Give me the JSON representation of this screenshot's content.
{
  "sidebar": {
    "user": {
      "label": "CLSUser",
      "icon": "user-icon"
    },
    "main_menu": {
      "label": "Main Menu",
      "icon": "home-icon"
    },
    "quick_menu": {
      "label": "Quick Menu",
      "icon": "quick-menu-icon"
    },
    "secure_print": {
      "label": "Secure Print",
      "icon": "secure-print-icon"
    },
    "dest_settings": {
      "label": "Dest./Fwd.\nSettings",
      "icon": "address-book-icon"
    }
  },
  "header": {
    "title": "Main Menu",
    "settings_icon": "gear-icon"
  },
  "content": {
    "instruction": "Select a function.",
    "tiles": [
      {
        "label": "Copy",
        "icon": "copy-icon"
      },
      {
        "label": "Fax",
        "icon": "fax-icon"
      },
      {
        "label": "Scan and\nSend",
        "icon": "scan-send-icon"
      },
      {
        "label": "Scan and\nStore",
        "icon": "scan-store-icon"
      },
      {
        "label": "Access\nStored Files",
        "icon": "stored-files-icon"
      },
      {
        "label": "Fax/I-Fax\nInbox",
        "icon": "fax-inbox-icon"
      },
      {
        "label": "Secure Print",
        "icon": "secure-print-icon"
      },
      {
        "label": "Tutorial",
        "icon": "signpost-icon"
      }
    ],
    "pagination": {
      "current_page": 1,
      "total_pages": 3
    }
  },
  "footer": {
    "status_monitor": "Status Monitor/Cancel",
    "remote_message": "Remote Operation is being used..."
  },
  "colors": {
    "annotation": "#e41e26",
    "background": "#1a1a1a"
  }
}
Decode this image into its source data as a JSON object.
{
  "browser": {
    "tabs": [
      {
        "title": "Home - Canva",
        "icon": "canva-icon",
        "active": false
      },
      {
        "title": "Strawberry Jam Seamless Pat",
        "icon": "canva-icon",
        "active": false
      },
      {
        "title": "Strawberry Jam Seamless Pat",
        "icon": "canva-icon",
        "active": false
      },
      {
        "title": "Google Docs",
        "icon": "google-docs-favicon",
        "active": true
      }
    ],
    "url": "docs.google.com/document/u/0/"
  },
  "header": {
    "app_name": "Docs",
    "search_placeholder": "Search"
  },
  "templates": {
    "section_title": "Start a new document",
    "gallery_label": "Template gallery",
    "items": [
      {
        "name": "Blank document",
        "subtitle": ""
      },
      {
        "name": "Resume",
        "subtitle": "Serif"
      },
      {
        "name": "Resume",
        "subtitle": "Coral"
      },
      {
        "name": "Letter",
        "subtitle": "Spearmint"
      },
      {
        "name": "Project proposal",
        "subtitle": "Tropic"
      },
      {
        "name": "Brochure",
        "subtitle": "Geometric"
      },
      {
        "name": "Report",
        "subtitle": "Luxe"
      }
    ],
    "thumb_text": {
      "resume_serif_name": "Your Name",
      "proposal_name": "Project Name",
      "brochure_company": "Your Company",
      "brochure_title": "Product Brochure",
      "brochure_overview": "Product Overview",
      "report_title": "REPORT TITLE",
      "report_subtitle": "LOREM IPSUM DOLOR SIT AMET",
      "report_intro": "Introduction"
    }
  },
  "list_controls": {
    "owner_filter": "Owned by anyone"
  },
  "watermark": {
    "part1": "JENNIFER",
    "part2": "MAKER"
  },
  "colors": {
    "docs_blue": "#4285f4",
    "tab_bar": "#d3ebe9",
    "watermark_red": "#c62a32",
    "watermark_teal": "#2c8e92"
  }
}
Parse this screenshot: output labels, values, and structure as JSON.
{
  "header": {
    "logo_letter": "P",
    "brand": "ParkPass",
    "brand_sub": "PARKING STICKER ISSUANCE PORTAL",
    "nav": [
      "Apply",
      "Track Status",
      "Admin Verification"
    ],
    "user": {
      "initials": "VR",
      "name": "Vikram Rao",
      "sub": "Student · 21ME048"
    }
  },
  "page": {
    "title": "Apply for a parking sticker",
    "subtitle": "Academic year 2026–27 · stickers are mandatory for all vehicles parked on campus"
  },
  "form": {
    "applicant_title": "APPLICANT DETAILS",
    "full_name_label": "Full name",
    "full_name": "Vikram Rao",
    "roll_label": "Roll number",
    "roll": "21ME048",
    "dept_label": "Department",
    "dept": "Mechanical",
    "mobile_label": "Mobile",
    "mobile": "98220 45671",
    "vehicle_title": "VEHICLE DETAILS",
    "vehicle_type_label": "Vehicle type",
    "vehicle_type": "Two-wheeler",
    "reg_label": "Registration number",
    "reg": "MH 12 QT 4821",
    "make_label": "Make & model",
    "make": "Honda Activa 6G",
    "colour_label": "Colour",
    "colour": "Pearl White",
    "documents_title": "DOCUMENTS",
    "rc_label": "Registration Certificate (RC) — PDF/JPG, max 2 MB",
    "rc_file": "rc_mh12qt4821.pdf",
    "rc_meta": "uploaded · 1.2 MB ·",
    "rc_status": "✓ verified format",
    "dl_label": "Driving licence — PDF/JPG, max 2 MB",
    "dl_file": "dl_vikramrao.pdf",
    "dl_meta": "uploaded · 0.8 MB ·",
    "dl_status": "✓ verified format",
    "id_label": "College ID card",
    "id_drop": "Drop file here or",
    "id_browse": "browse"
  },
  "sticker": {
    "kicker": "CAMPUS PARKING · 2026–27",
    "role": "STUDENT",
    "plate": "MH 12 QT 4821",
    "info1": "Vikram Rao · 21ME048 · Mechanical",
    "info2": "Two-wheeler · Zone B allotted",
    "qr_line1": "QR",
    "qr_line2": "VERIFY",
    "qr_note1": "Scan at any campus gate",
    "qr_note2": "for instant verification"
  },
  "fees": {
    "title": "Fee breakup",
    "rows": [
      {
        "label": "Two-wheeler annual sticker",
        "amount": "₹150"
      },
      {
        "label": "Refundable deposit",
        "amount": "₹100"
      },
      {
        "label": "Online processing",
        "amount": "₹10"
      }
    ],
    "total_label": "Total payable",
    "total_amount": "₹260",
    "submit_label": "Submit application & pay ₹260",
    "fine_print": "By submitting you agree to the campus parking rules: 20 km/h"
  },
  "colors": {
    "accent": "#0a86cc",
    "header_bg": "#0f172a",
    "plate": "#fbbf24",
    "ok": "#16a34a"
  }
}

______________________________

■ WHAT YOU ARE ASKED TO DO ■
Identify which lines contain the word "Registration" and copy each one.

■ FINISHED TASK ■
    "reg_label": "Registration number",
    "rc_label": "Registration Certificate (RC) — PDF/JPG, max 2 MB",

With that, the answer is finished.